**Task**
In the Rio de Janeiro travel tips, condense the paragraph beginning "There are in-bay beaches" into a short bulleted list that keeps its main facts.

**Passage provided**
⁂
2) Marvel at the fireworks display on New Year’s Eve.
When you schedule trip on the last week of December, you might as well make it culminate with the world-renowned New Year’s Eve celebration in Rio. There will be extraordinary fireworks and live band performances on Copacabana beach. This celebration alone attracts 2 million people, both tourists and locals, to dress in white and noisily usher the New Year in.
3) Visit the South Zone of Rio de Janeiro.
Sugar Loaf Mountain is within 5 miles away from Copacabana Beach. This is also where most hotels are, interspersed in the same area between the sea and the majestic Tijuca Range. Ride a train up the Corcovado and take in all of Rio de Janeiro. Climb hundreds of steps to Christ Redentor. There is a less punishing ascent, of course, as elevators and escalators can now be used.
4) Check out the North Zone.
One of these is the Maracanã Stadium, which used to be the largest stadium on earth. This zone also holds the Quinta de Boa Vista where the National Museum, City Zoo, and National Observatory are found.
5) Visit the Centro, including Lapa and Santa Teresa.
While this is the financial and business center of Rio, it also boasts the stately colonial architecture: 30 to 50 interesting museums, cathedrals, and government structures strewn all over Rio de Janeiro.
6) Enjoy the amazing beaches from the east to the west of Rio.
There are in-bay beaches, which are mostly inappropriate for bathing but best for strolling, riding a bicycle, lazing around, or getting sunkissed. Oceanic beaches are the best option for swimming and riding the waves. These are the Ipanema, Barra de Tijuca, Grumari, Recreio dos Bandeirantes, Copacabana, Leme, Arpoador, Leblon, and Vermelha beaches. Farther ahead the row of oceanic beaches is Abricó, the only officially recognized nudist beach in Rio.
⁂
**Recorded data**
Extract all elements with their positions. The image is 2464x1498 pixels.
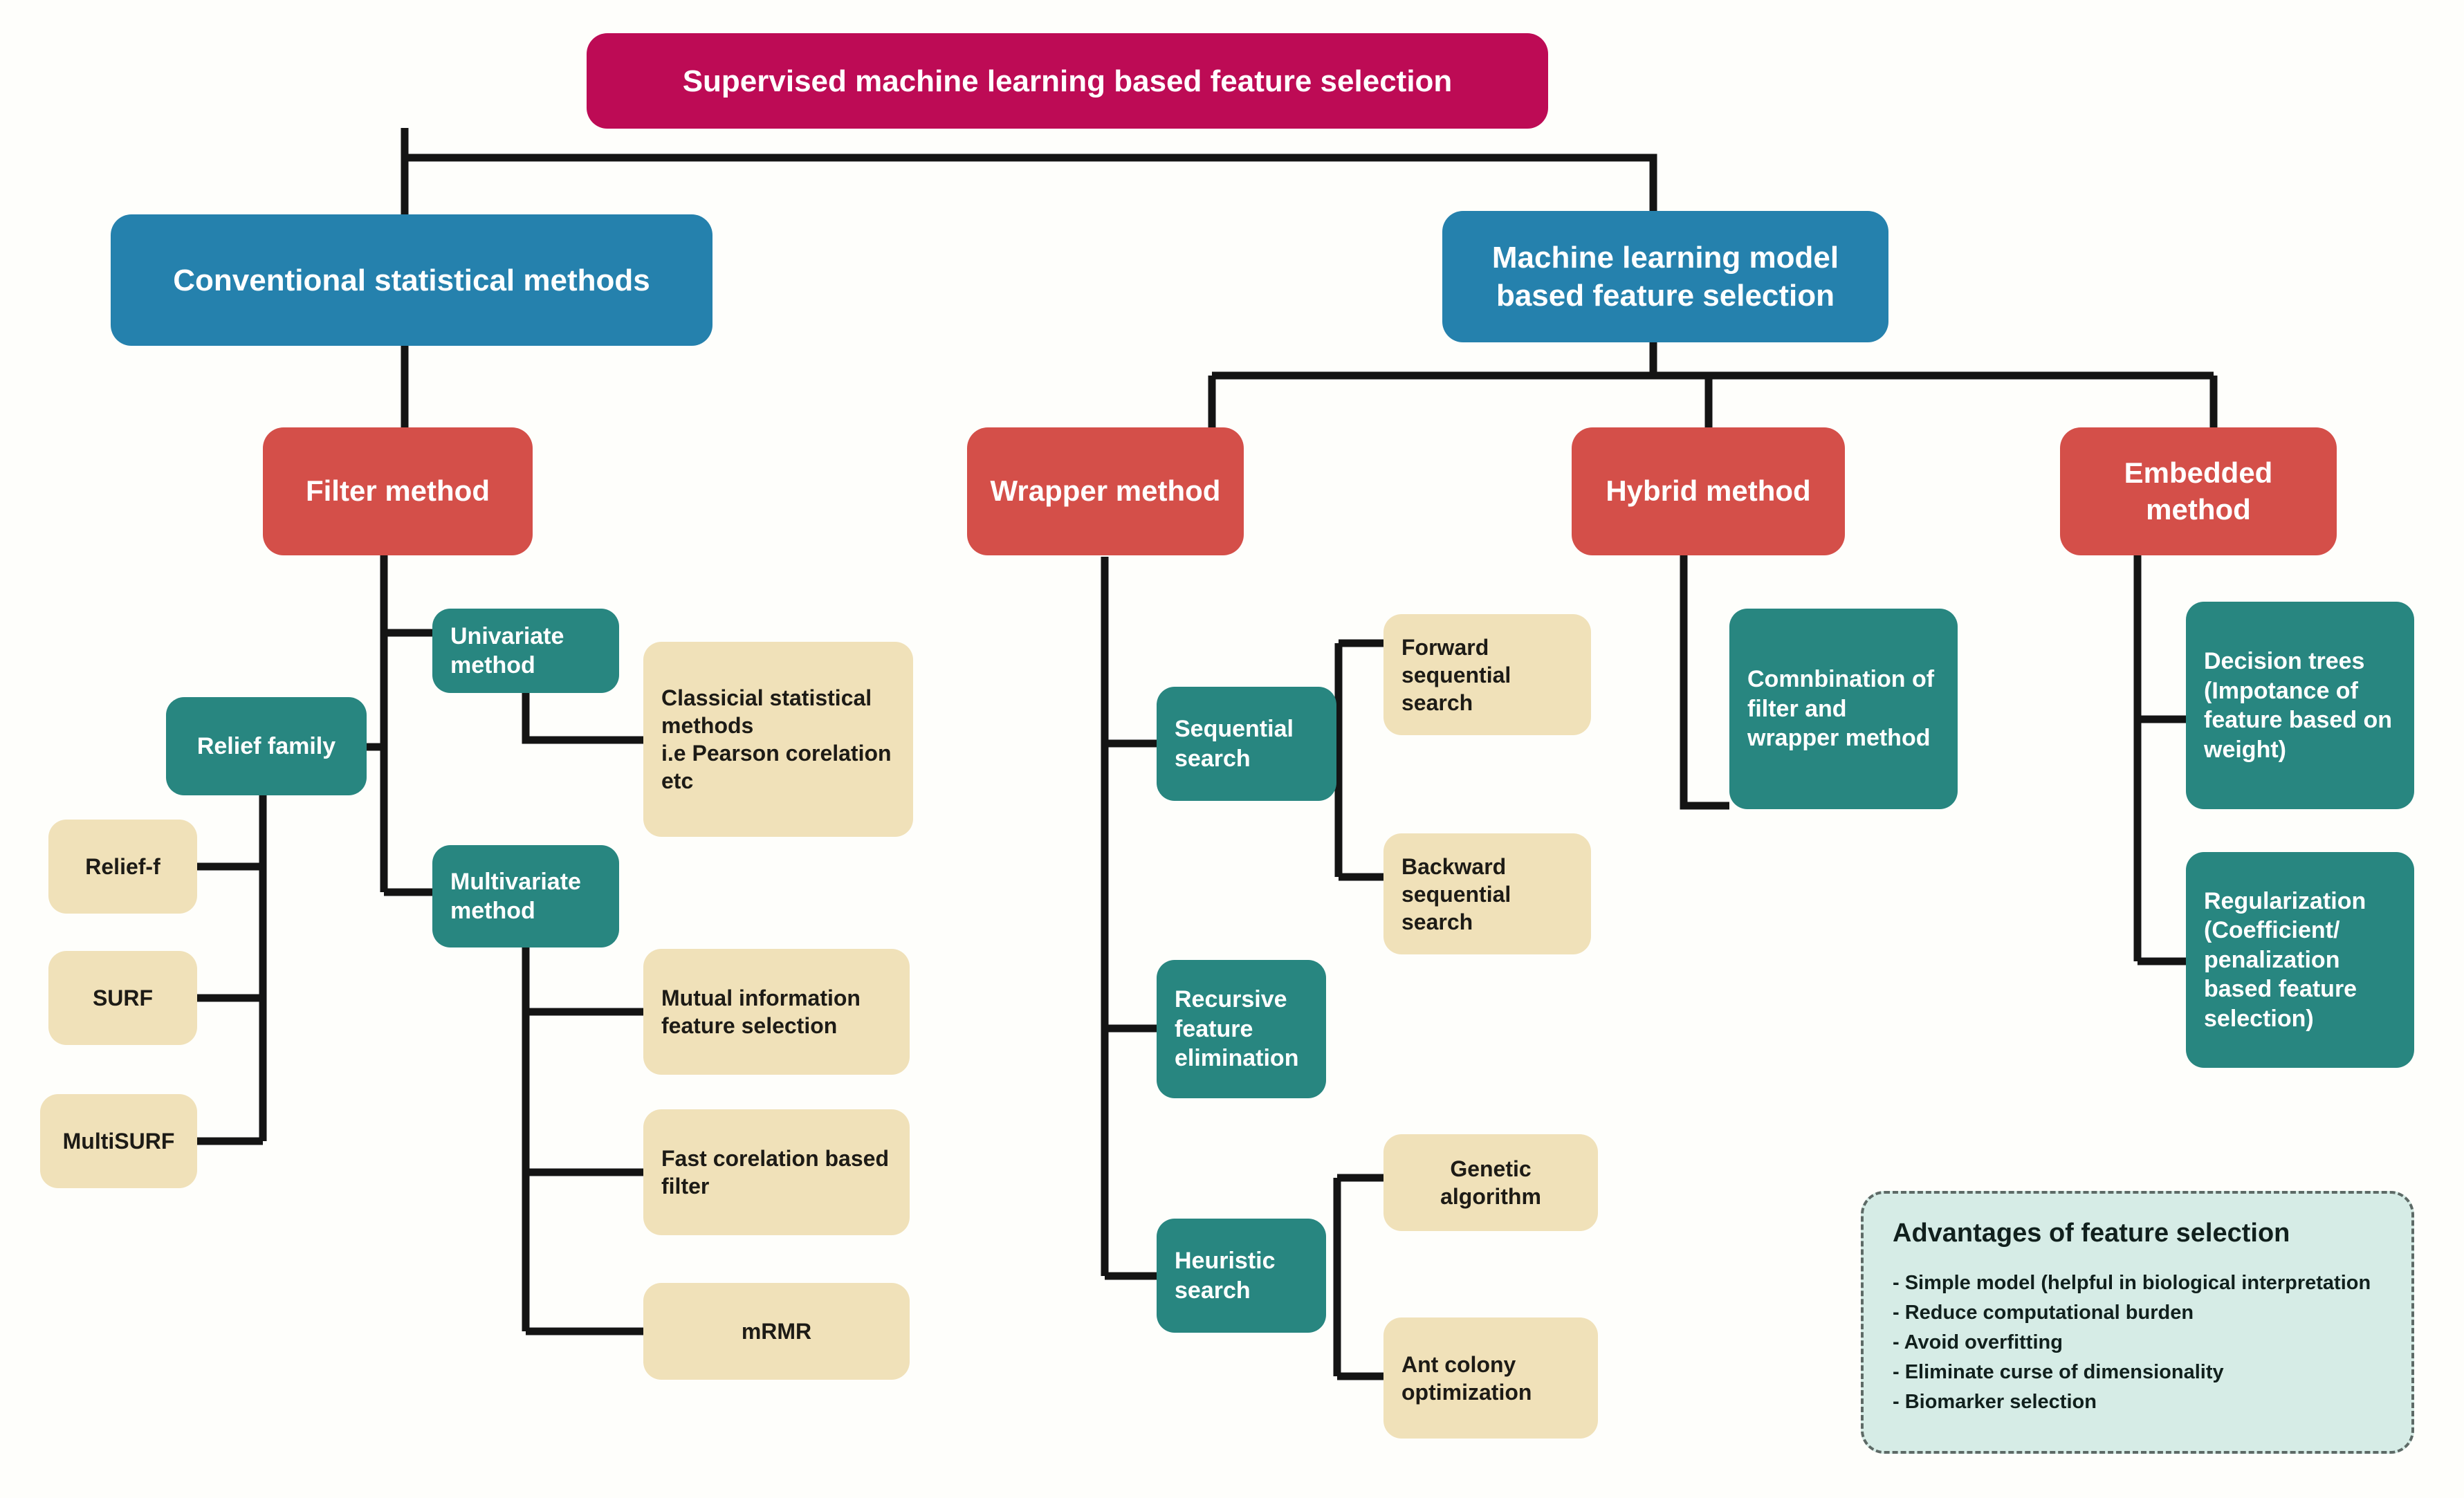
⁂
**Result of this exercise**
- In-bay beaches: mostly unsuitable for bathing, but good for strolling, cycling, lazing around or sunbathing.
- Oceanic beaches: best for swimming and riding the waves. They include Ipanema, Barra de Tijuca, Grumari, Recreio dos Bandeirantes, Copacabana, Leme, Arpoador, Leblon and Vermelha.
- Abricó: farther along the row of oceanic beaches, and Rio's only officially recognized nudist beach.